··· DATA SHOWN ···

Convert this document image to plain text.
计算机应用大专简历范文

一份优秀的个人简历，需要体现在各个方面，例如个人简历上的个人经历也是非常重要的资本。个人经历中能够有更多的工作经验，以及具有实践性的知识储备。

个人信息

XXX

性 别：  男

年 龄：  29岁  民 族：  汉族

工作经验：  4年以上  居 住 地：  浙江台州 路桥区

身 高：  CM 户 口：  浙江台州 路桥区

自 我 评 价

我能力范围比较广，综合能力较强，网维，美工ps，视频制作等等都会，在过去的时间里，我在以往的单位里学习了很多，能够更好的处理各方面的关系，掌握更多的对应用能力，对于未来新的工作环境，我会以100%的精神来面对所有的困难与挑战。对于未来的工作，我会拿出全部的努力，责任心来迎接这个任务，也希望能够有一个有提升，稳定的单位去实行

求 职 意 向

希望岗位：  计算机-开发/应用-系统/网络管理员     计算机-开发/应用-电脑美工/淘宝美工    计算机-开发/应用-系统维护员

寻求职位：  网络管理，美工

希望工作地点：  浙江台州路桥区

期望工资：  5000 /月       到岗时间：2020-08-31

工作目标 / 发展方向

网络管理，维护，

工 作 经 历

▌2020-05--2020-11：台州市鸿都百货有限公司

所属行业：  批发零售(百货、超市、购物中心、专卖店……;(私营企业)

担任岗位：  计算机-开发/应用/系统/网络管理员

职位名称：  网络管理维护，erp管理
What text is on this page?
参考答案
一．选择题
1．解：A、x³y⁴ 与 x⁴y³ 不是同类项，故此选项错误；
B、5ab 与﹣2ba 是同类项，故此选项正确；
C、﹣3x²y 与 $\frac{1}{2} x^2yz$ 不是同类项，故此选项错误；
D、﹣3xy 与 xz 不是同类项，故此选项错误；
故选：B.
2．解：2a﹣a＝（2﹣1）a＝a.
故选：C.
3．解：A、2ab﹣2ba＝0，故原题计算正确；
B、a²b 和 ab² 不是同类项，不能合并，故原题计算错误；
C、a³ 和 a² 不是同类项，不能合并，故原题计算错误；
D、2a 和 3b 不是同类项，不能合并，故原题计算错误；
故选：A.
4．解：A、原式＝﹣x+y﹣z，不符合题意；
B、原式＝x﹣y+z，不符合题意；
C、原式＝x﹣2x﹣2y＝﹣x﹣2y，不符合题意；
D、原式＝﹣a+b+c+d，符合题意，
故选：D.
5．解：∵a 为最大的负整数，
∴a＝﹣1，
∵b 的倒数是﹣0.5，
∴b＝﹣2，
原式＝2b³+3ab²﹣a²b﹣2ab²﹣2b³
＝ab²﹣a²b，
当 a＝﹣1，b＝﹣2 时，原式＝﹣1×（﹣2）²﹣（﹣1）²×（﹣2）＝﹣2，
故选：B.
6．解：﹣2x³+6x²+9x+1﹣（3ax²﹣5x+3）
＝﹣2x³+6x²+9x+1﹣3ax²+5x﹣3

···

TASK DESCRIPTION:
Nothing may be left out: return each entry exactly as it reads.

SOLUTION TO THIS TASK:
Convert this document image to plain text.
计算机应用大专简历范文

一份优秀的个人简历，需要体现在各个方面，例如个人简历上的个人经历也是非常重要的资本。个人经历中能够有更多的工作经验，以及具有实践性的知识储备。

个人信息

XXX

性 别：  男

年 龄：  29岁  民 族：  汉族

工作经验：  4年以上  居 住 地：  浙江台州 路桥区

身 高：  CM 户 口：  浙江台州 路桥区

自 我 评 价

我能力范围比较广，综合能力较强，网维，美工ps，视频制作等等都会，在过去的时间里，我在以往的单位里学习了很多，能够更好的处理各方面的关系，掌握更多的对应用能力，对于未来新的工作环境，我会以100%的精神来面对所有的困难与挑战。对于未来的工作，我会拿出全部的努力，责任心来迎接这个任务，也希望能够有一个有提升，稳定的单位去实行

求 职 意 向

希望岗位：  计算机-开发/应用-系统/网络管理员     计算机-开发/应用-电脑美工/淘宝美工    计算机-开发/应用-系统维护员

寻求职位：  网络管理，美工

希望工作地点：  浙江台州路桥区

期望工资：  5000 /月       到岗时间：2020-08-31

工作目标 / 发展方向

网络管理，维护，

工 作 经 历

▌2020-05--2020-11：台州市鸿都百货有限公司

所属行业：  批发零售(百货、超市、购物中心、专卖店……;(私营企业)

担任岗位：  计算机-开发/应用/系统/网络管理员

职位名称：  网络管理维护，erp管理
What text is on this page?
参考答案
一．选择题
1．解：A、x³y⁴ 与 x⁴y³ 不是同类项，故此选项错误；
B、5ab 与﹣2ba 是同类项，故此选项正确；
C、﹣3x²y 与 $\frac{1}{2} x^2yz$ 不是同类项，故此选项错误；
D、﹣3xy 与 xz 不是同类项，故此选项错误；
故选：B.
2．解：2a﹣a＝（2﹣1）a＝a.
故选：C.
3．解：A、2ab﹣2ba＝0，故原题计算正确；
B、a²b 和 ab² 不是同类项，不能合并，故原题计算错误；
C、a³ 和 a² 不是同类项，不能合并，故原题计算错误；
D、2a 和 3b 不是同类项，不能合并，故原题计算错误；
故选：A.
4．解：A、原式＝﹣x+y﹣z，不符合题意；
B、原式＝x﹣y+z，不符合题意；
C、原式＝x﹣2x﹣2y＝﹣x﹣2y，不符合题意；
D、原式＝﹣a+b+c+d，符合题意，
故选：D.
5．解：∵a 为最大的负整数，
∴a＝﹣1，
∵b 的倒数是﹣0.5，
∴b＝﹣2，
原式＝2b³+3ab²﹣a²b﹣2ab²﹣2b³
＝ab²﹣a²b，
当 a＝﹣1，b＝﹣2 时，原式＝﹣1×（﹣2）²﹣（﹣1）²×（﹣2）＝﹣2，
故选：B.
6．解：﹣2x³+6x²+9x+1﹣（3ax²﹣5x+3）
＝﹣2x³+6x²+9x+1﹣3ax²+5x﹣3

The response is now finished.